**Data for this exercise**
* start *
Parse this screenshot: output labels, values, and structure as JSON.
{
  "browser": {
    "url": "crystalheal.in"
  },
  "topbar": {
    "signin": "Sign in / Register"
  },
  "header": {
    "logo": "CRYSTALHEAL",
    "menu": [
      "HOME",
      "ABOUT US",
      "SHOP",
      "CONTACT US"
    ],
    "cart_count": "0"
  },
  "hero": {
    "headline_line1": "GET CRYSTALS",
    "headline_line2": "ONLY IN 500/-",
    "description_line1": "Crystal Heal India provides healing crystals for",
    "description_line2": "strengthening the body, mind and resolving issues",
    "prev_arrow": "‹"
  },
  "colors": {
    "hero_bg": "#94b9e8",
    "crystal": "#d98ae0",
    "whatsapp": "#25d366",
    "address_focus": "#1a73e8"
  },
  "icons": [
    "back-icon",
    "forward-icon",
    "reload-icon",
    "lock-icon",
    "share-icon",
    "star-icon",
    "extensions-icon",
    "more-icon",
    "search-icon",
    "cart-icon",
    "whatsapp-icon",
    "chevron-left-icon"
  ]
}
* end *
Reproduce the material in full, with no word added or dropped.

Parse this screenshot: output labels, values, and structure as JSON.
{
  "browser": {
    "url": "crystalheal.in"
  },
  "topbar": {
    "signin": "Sign in / Register"
  },
  "header": {
    "logo": "CRYSTALHEAL",
    "menu": [
      "HOME",
      "ABOUT US",
      "SHOP",
      "CONTACT US"
    ],
    "cart_count": "0"
  },
  "hero": {
    "headline_line1": "GET CRYSTALS",
    "headline_line2": "ONLY IN 500/-",
    "description_line1": "Crystal Heal India provides healing crystals for",
    "description_line2": "strengthening the body, mind and resolving issues",
    "prev_arrow": "‹"
  },
  "colors": {
    "hero_bg": "#94b9e8",
    "crystal": "#d98ae0",
    "whatsapp": "#25d366",
    "address_focus": "#1a73e8"
  },
  "icons": [
    "back-icon",
    "forward-icon",
    "reload-icon",
    "lock-icon",
    "share-icon",
    "star-icon",
    "extensions-icon",
    "more-icon",
    "search-icon",
    "cart-icon",
    "whatsapp-icon",
    "chevron-left-icon"
  ]
}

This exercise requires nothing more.